_What you will do_. Read through the data and report every line in which the word "xlabel" occurs.

[Stored dataset items]
####################

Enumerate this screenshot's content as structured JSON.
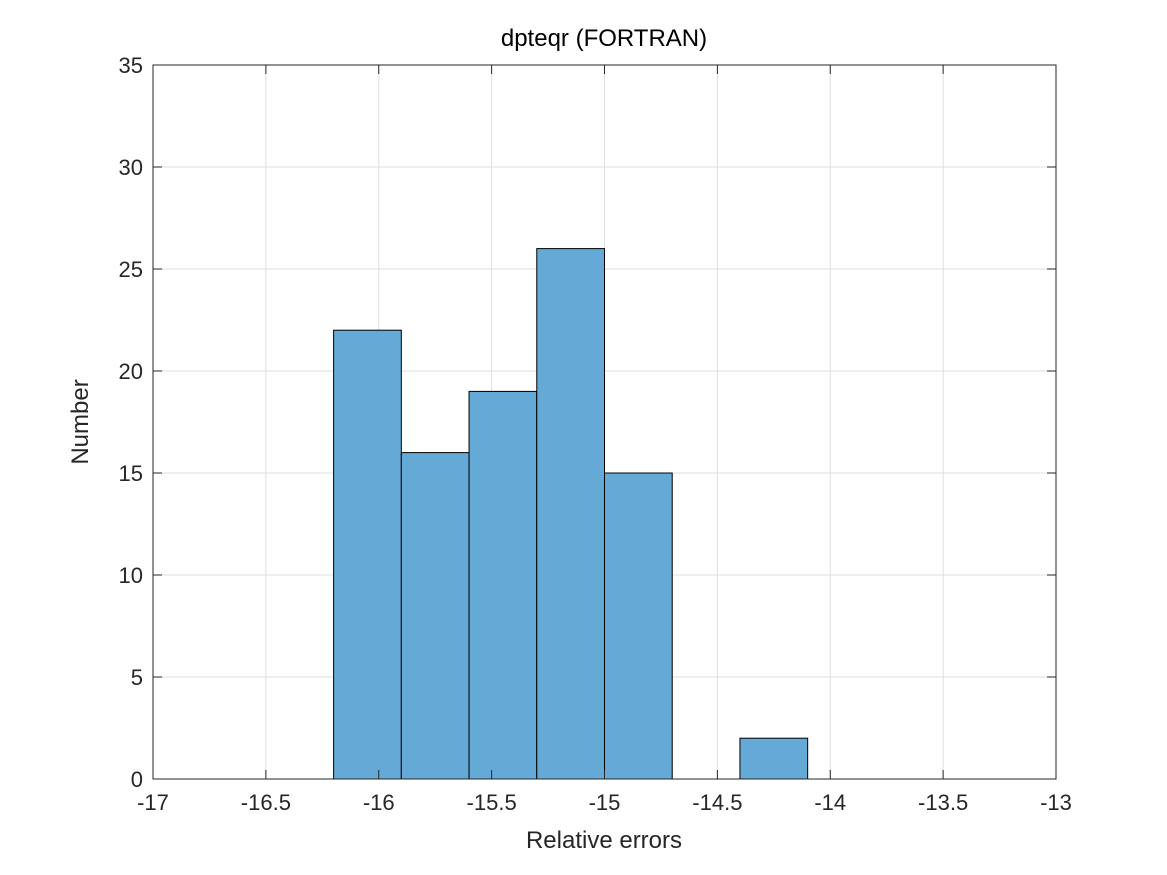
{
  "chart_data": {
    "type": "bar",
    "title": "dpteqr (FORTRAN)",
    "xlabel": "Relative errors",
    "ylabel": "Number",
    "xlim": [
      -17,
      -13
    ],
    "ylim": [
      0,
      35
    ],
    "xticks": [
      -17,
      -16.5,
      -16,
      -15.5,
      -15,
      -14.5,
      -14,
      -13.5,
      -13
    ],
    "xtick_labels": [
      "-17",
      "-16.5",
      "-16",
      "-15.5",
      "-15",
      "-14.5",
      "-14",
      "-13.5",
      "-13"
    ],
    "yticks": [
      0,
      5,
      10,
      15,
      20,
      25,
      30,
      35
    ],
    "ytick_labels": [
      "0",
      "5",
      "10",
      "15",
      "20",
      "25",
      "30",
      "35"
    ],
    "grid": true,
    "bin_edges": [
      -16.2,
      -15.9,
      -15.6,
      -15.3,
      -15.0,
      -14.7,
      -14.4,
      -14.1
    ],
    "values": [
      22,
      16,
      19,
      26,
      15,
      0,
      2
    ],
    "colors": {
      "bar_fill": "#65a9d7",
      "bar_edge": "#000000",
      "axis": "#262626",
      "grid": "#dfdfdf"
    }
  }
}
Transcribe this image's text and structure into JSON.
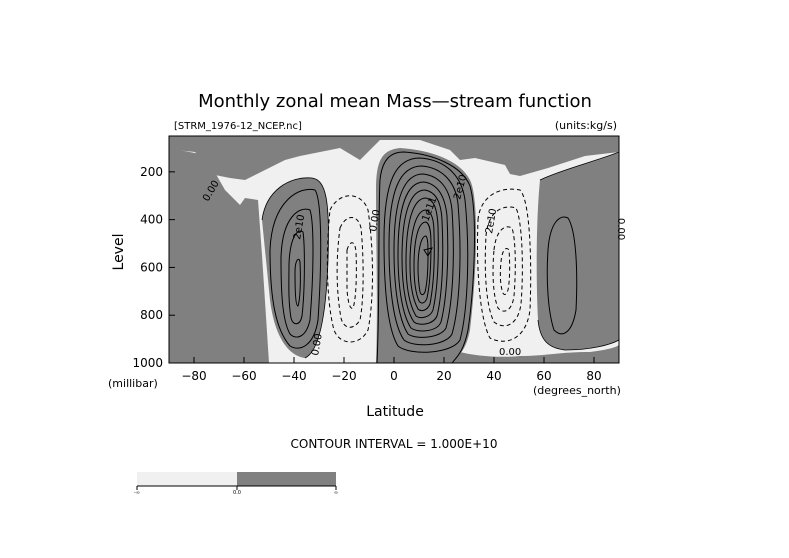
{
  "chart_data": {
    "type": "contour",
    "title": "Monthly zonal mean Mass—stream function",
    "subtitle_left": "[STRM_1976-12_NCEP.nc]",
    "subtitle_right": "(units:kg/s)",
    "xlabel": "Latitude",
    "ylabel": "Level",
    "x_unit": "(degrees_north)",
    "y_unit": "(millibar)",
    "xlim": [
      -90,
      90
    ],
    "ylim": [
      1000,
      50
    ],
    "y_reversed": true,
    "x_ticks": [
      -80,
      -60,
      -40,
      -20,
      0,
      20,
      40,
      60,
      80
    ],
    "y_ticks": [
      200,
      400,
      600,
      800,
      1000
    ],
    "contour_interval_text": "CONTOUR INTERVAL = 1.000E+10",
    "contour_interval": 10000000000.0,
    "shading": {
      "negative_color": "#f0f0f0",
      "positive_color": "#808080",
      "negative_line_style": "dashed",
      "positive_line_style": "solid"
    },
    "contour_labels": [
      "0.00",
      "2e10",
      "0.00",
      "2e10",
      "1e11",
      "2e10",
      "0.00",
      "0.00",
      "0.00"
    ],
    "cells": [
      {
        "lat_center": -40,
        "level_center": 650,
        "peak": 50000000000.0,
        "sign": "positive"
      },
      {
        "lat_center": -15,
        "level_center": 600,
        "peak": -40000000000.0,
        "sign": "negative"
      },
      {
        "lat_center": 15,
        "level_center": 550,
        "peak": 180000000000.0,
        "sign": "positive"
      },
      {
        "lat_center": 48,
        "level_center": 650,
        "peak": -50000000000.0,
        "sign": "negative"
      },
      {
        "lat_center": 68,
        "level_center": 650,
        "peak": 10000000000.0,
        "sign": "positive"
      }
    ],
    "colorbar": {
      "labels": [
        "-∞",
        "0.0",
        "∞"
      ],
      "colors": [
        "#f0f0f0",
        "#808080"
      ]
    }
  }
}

####################

_Task result_.
    "xlabel": "Relative errors",
    "xlabel": "Latitude",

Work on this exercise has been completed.